:: Exercise instructions ::
The data below must be copied in full and without any change.

:: Working data ::
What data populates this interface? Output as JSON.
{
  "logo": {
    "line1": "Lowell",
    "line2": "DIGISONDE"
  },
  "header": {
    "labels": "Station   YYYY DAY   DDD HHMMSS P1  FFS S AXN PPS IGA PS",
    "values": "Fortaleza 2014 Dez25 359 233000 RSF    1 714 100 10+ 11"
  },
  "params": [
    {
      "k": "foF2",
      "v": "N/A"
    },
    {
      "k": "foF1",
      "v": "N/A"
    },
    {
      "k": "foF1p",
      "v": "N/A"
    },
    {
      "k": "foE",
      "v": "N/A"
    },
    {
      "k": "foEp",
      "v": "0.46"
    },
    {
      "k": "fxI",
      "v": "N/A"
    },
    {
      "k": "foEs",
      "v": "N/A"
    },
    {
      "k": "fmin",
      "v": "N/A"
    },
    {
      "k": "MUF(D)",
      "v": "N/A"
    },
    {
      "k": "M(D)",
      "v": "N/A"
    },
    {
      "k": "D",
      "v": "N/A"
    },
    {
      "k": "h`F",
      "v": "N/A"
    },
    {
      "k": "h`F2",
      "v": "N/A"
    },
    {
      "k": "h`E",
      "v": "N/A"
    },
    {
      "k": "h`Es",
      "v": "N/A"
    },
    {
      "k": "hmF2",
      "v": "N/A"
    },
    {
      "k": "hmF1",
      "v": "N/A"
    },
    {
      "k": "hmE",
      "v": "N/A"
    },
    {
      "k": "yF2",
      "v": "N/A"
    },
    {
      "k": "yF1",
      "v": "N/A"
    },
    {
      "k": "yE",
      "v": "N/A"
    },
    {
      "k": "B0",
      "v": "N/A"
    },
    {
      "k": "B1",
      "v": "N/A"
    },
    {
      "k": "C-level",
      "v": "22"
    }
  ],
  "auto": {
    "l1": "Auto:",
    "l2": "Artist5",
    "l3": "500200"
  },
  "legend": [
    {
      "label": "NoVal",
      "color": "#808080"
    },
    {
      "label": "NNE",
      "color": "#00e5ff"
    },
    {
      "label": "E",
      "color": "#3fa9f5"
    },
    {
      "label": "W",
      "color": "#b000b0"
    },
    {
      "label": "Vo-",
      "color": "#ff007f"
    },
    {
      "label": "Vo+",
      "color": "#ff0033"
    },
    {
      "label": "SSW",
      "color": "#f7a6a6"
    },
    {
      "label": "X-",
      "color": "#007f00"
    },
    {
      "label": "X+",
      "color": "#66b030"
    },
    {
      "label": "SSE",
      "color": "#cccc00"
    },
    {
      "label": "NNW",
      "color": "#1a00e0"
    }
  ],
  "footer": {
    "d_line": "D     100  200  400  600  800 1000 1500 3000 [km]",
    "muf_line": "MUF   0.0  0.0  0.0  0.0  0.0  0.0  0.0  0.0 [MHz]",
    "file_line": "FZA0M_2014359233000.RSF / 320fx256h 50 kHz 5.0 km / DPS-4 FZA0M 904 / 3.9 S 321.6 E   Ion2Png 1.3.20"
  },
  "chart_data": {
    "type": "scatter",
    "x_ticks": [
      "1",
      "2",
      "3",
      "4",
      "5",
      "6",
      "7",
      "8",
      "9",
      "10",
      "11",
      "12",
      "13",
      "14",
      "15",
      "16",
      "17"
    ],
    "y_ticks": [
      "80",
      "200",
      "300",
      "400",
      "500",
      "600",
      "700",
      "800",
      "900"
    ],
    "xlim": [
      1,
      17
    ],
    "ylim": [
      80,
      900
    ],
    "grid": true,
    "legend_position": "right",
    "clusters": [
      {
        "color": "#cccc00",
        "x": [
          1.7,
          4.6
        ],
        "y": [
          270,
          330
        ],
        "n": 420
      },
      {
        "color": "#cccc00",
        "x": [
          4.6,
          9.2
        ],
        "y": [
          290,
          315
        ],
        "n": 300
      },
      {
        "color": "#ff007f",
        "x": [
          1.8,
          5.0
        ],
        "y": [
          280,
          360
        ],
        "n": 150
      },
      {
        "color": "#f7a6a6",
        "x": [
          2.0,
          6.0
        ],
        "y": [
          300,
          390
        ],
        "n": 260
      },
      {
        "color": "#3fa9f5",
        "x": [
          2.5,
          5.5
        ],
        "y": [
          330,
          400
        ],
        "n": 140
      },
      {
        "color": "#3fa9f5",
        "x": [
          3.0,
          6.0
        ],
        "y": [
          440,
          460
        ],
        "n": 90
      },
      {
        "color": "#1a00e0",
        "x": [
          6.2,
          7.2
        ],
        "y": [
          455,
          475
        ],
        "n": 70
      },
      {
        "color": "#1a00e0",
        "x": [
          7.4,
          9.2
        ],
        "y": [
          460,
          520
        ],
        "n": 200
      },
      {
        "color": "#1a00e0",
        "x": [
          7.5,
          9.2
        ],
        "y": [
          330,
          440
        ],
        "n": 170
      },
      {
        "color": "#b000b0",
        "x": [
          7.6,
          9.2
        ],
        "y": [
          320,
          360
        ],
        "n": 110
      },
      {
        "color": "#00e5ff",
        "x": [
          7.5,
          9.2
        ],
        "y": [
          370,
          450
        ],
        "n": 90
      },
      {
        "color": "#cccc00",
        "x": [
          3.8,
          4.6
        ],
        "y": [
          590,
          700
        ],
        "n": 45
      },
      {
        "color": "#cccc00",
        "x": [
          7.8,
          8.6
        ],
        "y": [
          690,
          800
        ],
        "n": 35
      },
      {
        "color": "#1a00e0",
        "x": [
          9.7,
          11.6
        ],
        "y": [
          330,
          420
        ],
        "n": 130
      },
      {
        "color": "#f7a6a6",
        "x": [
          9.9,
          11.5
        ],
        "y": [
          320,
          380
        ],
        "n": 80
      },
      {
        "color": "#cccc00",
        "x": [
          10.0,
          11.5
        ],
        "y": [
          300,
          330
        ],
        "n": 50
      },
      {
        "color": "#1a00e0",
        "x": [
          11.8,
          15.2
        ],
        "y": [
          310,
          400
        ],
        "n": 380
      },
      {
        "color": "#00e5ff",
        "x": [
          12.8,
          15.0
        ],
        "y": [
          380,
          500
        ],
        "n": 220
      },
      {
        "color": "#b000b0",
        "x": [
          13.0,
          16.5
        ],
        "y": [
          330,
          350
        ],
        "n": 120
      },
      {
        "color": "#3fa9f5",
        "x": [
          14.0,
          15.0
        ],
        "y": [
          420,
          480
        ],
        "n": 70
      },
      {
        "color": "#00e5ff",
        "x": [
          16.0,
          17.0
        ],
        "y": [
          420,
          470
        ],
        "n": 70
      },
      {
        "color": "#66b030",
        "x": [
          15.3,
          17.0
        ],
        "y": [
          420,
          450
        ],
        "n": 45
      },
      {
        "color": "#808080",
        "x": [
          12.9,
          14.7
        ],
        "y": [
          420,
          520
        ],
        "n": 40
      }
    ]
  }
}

:: Solution to this problem ::
What data populates this interface? Output as JSON.
{
  "logo": {
    "line1": "Lowell",
    "line2": "DIGISONDE"
  },
  "header": {
    "labels": "Station   YYYY DAY   DDD HHMMSS P1  FFS S AXN PPS IGA PS",
    "values": "Fortaleza 2014 Dez25 359 233000 RSF    1 714 100 10+ 11"
  },
  "params": [
    {
      "k": "foF2",
      "v": "N/A"
    },
    {
      "k": "foF1",
      "v": "N/A"
    },
    {
      "k": "foF1p",
      "v": "N/A"
    },
    {
      "k": "foE",
      "v": "N/A"
    },
    {
      "k": "foEp",
      "v": "0.46"
    },
    {
      "k": "fxI",
      "v": "N/A"
    },
    {
      "k": "foEs",
      "v": "N/A"
    },
    {
      "k": "fmin",
      "v": "N/A"
    },
    {
      "k": "MUF(D)",
      "v": "N/A"
    },
    {
      "k": "M(D)",
      "v": "N/A"
    },
    {
      "k": "D",
      "v": "N/A"
    },
    {
      "k": "h`F",
      "v": "N/A"
    },
    {
      "k": "h`F2",
      "v": "N/A"
    },
    {
      "k": "h`E",
      "v": "N/A"
    },
    {
      "k": "h`Es",
      "v": "N/A"
    },
    {
      "k": "hmF2",
      "v": "N/A"
    },
    {
      "k": "hmF1",
      "v": "N/A"
    },
    {
      "k": "hmE",
      "v": "N/A"
    },
    {
      "k": "yF2",
      "v": "N/A"
    },
    {
      "k": "yF1",
      "v": "N/A"
    },
    {
      "k": "yE",
      "v": "N/A"
    },
    {
      "k": "B0",
      "v": "N/A"
    },
    {
      "k": "B1",
      "v": "N/A"
    },
    {
      "k": "C-level",
      "v": "22"
    }
  ],
  "auto": {
    "l1": "Auto:",
    "l2": "Artist5",
    "l3": "500200"
  },
  "legend": [
    {
      "label": "NoVal",
      "color": "#808080"
    },
    {
      "label": "NNE",
      "color": "#00e5ff"
    },
    {
      "label": "E",
      "color": "#3fa9f5"
    },
    {
      "label": "W",
      "color": "#b000b0"
    },
    {
      "label": "Vo-",
      "color": "#ff007f"
    },
    {
      "label": "Vo+",
      "color": "#ff0033"
    },
    {
      "label": "SSW",
      "color": "#f7a6a6"
    },
    {
      "label": "X-",
      "color": "#007f00"
    },
    {
      "label": "X+",
      "color": "#66b030"
    },
    {
      "label": "SSE",
      "color": "#cccc00"
    },
    {
      "label": "NNW",
      "color": "#1a00e0"
    }
  ],
  "footer": {
    "d_line": "D     100  200  400  600  800 1000 1500 3000 [km]",
    "muf_line": "MUF   0.0  0.0  0.0  0.0  0.0  0.0  0.0  0.0 [MHz]",
    "file_line": "FZA0M_2014359233000.RSF / 320fx256h 50 kHz 5.0 km / DPS-4 FZA0M 904 / 3.9 S 321.6 E   Ion2Png 1.3.20"
  },
  "chart_data": {
    "type": "scatter",
    "x_ticks": [
      "1",
      "2",
      "3",
      "4",
      "5",
      "6",
      "7",
      "8",
      "9",
      "10",
      "11",
      "12",
      "13",
      "14",
      "15",
      "16",
      "17"
    ],
    "y_ticks": [
      "80",
      "200",
      "300",
      "400",
      "500",
      "600",
      "700",
      "800",
      "900"
    ],
    "xlim": [
      1,
      17
    ],
    "ylim": [
      80,
      900
    ],
    "grid": true,
    "legend_position": "right",
    "clusters": [
      {
        "color": "#cccc00",
        "x": [
          1.7,
          4.6
        ],
        "y": [
          270,
          330
        ],
        "n": 420
      },
      {
        "color": "#cccc00",
        "x": [
          4.6,
          9.2
        ],
        "y": [
          290,
          315
        ],
        "n": 300
      },
      {
        "color": "#ff007f",
        "x": [
          1.8,
          5.0
        ],
        "y": [
          280,
          360
        ],
        "n": 150
      },
      {
        "color": "#f7a6a6",
        "x": [
          2.0,
          6.0
        ],
        "y": [
          300,
          390
        ],
        "n": 260
      },
      {
        "color": "#3fa9f5",
        "x": [
          2.5,
          5.5
        ],
        "y": [
          330,
          400
        ],
        "n": 140
      },
      {
        "color": "#3fa9f5",
        "x": [
          3.0,
          6.0
        ],
        "y": [
          440,
          460
        ],
        "n": 90
      },
      {
        "color": "#1a00e0",
        "x": [
          6.2,
          7.2
        ],
        "y": [
          455,
          475
        ],
        "n": 70
      },
      {
        "color": "#1a00e0",
        "x": [
          7.4,
          9.2
        ],
        "y": [
          460,
          520
        ],
        "n": 200
      },
      {
        "color": "#1a00e0",
        "x": [
          7.5,
          9.2
        ],
        "y": [
          330,
          440
        ],
        "n": 170
      },
      {
        "color": "#b000b0",
        "x": [
          7.6,
          9.2
        ],
        "y": [
          320,
          360
        ],
        "n": 110
      },
      {
        "color": "#00e5ff",
        "x": [
          7.5,
          9.2
        ],
        "y": [
          370,
          450
        ],
        "n": 90
      },
      {
        "color": "#cccc00",
        "x": [
          3.8,
          4.6
        ],
        "y": [
          590,
          700
        ],
        "n": 45
      },
      {
        "color": "#cccc00",
        "x": [
          7.8,
          8.6
        ],
        "y": [
          690,
          800
        ],
        "n": 35
      },
      {
        "color": "#1a00e0",
        "x": [
          9.7,
          11.6
        ],
        "y": [
          330,
          420
        ],
        "n": 130
      },
      {
        "color": "#f7a6a6",
        "x": [
          9.9,
          11.5
        ],
        "y": [
          320,
          380
        ],
        "n": 80
      },
      {
        "color": "#cccc00",
        "x": [
          10.0,
          11.5
        ],
        "y": [
          300,
          330
        ],
        "n": 50
      },
      {
        "color": "#1a00e0",
        "x": [
          11.8,
          15.2
        ],
        "y": [
          310,
          400
        ],
        "n": 380
      },
      {
        "color": "#00e5ff",
        "x": [
          12.8,
          15.0
        ],
        "y": [
          380,
          500
        ],
        "n": 220
      },
      {
        "color": "#b000b0",
        "x": [
          13.0,
          16.5
        ],
        "y": [
          330,
          350
        ],
        "n": 120
      },
      {
        "color": "#3fa9f5",
        "x": [
          14.0,
          15.0
        ],
        "y": [
          420,
          480
        ],
        "n": 70
      },
      {
        "color": "#00e5ff",
        "x": [
          16.0,
          17.0
        ],
        "y": [
          420,
          470
        ],
        "n": 70
      },
      {
        "color": "#66b030",
        "x": [
          15.3,
          17.0
        ],
        "y": [
          420,
          450
        ],
        "n": 45
      },
      {
        "color": "#808080",
        "x": [
          12.9,
          14.7
        ],
        "y": [
          420,
          520
        ],
        "n": 40
      }
    ]
  }
}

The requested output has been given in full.